**** Materials provided ****

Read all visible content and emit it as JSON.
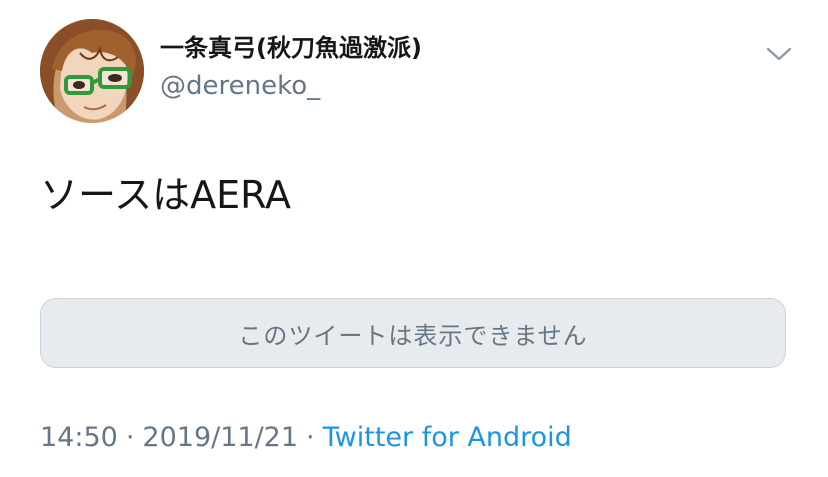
{
  "tweet": {
    "author": {
      "display_name": "一条真弓(秋刀魚過激派)",
      "handle": "@dereneko_"
    },
    "text": "ソースはAERA",
    "quoted_unavailable_text": "このツイートは表示できません",
    "timestamp": {
      "time": "14:50",
      "separator": "·",
      "date": "2019/11/21",
      "source": "Twitter for Android"
    },
    "menu_icon": "chevron-down-icon"
  },
  "colors": {
    "text_primary": "#14171a",
    "text_secondary": "#657786",
    "link": "#1b95e0",
    "card_background": "#e7ebee"
  }
}
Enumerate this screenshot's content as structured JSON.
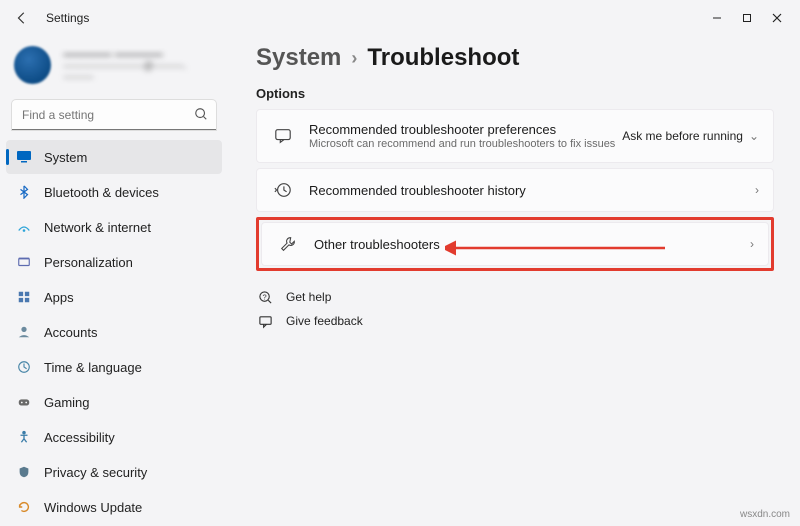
{
  "window": {
    "title": "Settings"
  },
  "profile": {
    "name": "———— ————",
    "email": "————————@———.———"
  },
  "search": {
    "placeholder": "Find a setting"
  },
  "sidebar": {
    "items": [
      {
        "label": "System",
        "icon": "system",
        "active": true
      },
      {
        "label": "Bluetooth & devices",
        "icon": "bluetooth"
      },
      {
        "label": "Network & internet",
        "icon": "network"
      },
      {
        "label": "Personalization",
        "icon": "personalization"
      },
      {
        "label": "Apps",
        "icon": "apps"
      },
      {
        "label": "Accounts",
        "icon": "accounts"
      },
      {
        "label": "Time & language",
        "icon": "time"
      },
      {
        "label": "Gaming",
        "icon": "gaming"
      },
      {
        "label": "Accessibility",
        "icon": "accessibility"
      },
      {
        "label": "Privacy & security",
        "icon": "privacy"
      },
      {
        "label": "Windows Update",
        "icon": "update"
      }
    ]
  },
  "breadcrumb": {
    "parent": "System",
    "current": "Troubleshoot"
  },
  "section": {
    "label": "Options"
  },
  "cards": {
    "prefs": {
      "title": "Recommended troubleshooter preferences",
      "sub": "Microsoft can recommend and run troubleshooters to fix issues",
      "action": "Ask me before running"
    },
    "history": {
      "title": "Recommended troubleshooter history"
    },
    "other": {
      "title": "Other troubleshooters"
    }
  },
  "links": {
    "help": "Get help",
    "feedback": "Give feedback"
  },
  "watermark": "wsxdn.com"
}
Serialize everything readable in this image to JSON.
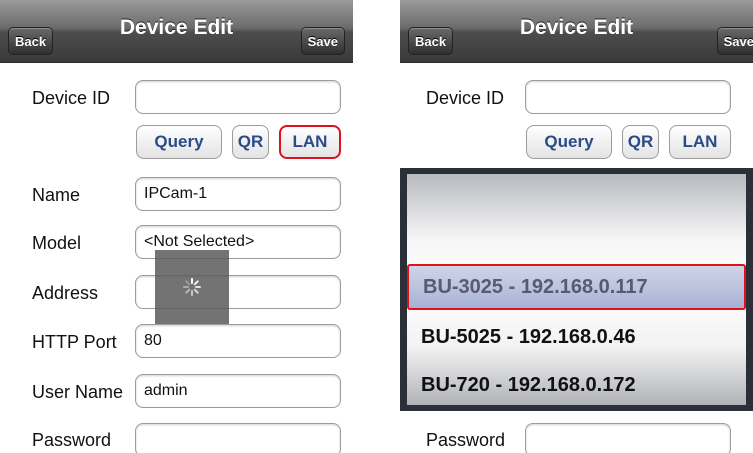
{
  "left": {
    "nav": {
      "back": "Back",
      "title": "Device Edit",
      "save": "Save"
    },
    "device_id": {
      "label": "Device ID",
      "value": ""
    },
    "buttons": {
      "query": "Query",
      "qr": "QR",
      "lan": "LAN"
    },
    "name": {
      "label": "Name",
      "value": "IPCam-1"
    },
    "model": {
      "label": "Model",
      "value": "<Not Selected>"
    },
    "address": {
      "label": "Address",
      "value": ""
    },
    "http_port": {
      "label": "HTTP Port",
      "value": "80"
    },
    "user_name": {
      "label": "User Name",
      "value": "admin"
    },
    "password": {
      "label": "Password",
      "value": ""
    }
  },
  "right": {
    "nav": {
      "back": "Back",
      "title": "Device Edit",
      "save": "Save"
    },
    "device_id": {
      "label": "Device ID",
      "value": ""
    },
    "buttons": {
      "query": "Query",
      "qr": "QR",
      "lan": "LAN"
    },
    "picker": {
      "options": [
        "BU-3025 - 192.168.0.117",
        "BU-5025 - 192.168.0.46",
        "BU-720 - 192.168.0.172"
      ],
      "selected_index": 0
    },
    "password": {
      "label": "Password",
      "value": ""
    }
  },
  "colors": {
    "highlight": "#e0111b",
    "button_text": "#2a4a88"
  }
}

****

### Your instructions
Each line that contains the string "this" counts once; report how many such lines the entries have, giving only the number.

### Response to the exercise
2